- What the task asks
Filter this material down to the lines that hold "suất", copying each one.

——————

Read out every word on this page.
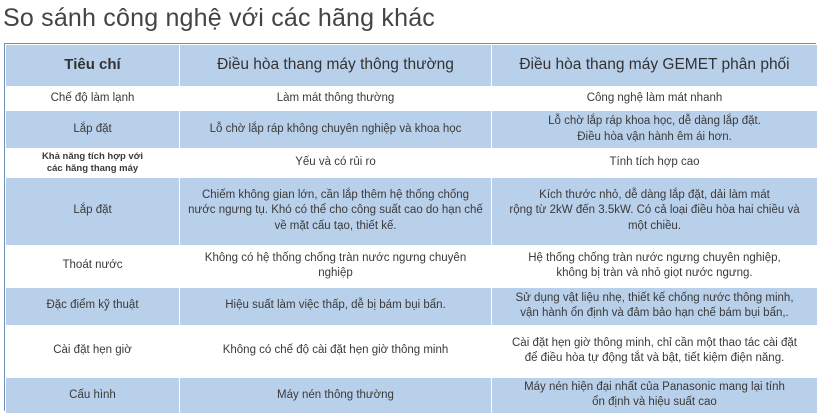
So sánh công nghệ với các hãng khác
Tiêu chí	Điều hòa thang máy thông thường	Điều hòa thang máy GEMET phân phối
Chế độ làm lạnh	Làm mát thông thường	Công nghệ làm mát nhanh
Lắp đặt	Lỗ chờ lắp ráp không chuyên nghiệp và khoa học	Lỗ chờ lắp ráp khoa học, dễ dàng lắp đặt.
Điều hòa vận hành êm ái hơn.
Khả năng tích hợp với
các hãng thang máy	Yếu và có rủi ro	Tính tích hợp cao
Lắp đặt	Chiếm không gian lớn, cần lắp thêm hệ thống chống
nước ngưng tụ. Khó có thể cho công suất cao do hạn chế
về mặt cấu tạo, thiết kế.	Kích thước nhỏ, dễ dàng lắp đặt, dải làm mát
rộng từ 2kW đến 3.5kW. Có cả loại điều hòa hai chiều và
một chiều.
Thoát nước	Không có hệ thống chống tràn nước ngưng chuyên nghiệp	Hệ thống chống tràn nước ngưng chuyên nghiệp,
không bị tràn và nhỏ giọt nước ngưng.
Đặc điểm kỹ thuật	Hiệu suất làm việc thấp, dễ bị bám bụi bẩn.	Sử dụng vật liệu nhẹ, thiết kế chống nước thông minh,
vận hành ổn định và đảm bảo hạn chế bám bụi bẩn,.
Cài đặt hẹn giờ	Không có chế độ cài đặt hẹn giờ thông minh	Cài đặt hẹn giờ thông minh, chỉ cần một thao tác cài đặt
để điều hòa tự động tắt và bật, tiết kiệm điện năng.
Cấu hình	Máy nén thông thường	Máy nén hiện đại nhất của Panasonic mang lại tính
ổn định và hiệu suất cao
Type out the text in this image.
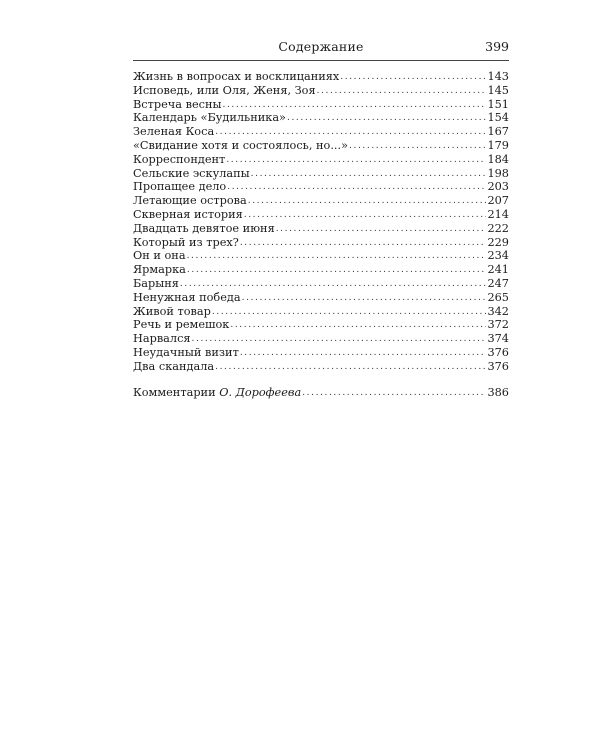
Содержание	399
Жизнь в вопросах и восклицаниях .....	143
Исповедь, или Оля, Женя, Зоя .....	145
Встреча весны .....	151
Календарь «Будильника» .....	154
Зеленая Коса .....	167
«Свидание хотя и состоялось, но...» .....	179
Корреспондент .....	184
Сельские эскулапы .....	198
Пропащее дело .....	203
Летающие острова .....	207
Скверная история .....	214
Двадцать девятое июня .....	222
Который из трех? .....	229
Он и она .....	234
Ярмарка .....	241
Барыня .....	247
Ненужная победа .....	265
Живой товар .....	342
Речь и ремешок .....	372
Нарвался .....	374
Неудачный визит .....	376
Два скандала .....	376
Комментарии О. Дорофеева .....	386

——————

- Written solution
nước ngưng tụ. Khó có thể cho công suất cao do hạn chế
Đặc điểm kỹ thuật	Hiệu suất làm việc thấp, dễ bị bám bụi bẩn.	Sử dụng vật liệu nhẹ, thiết kế chống nước thông minh,
ổn định và hiệu suất cao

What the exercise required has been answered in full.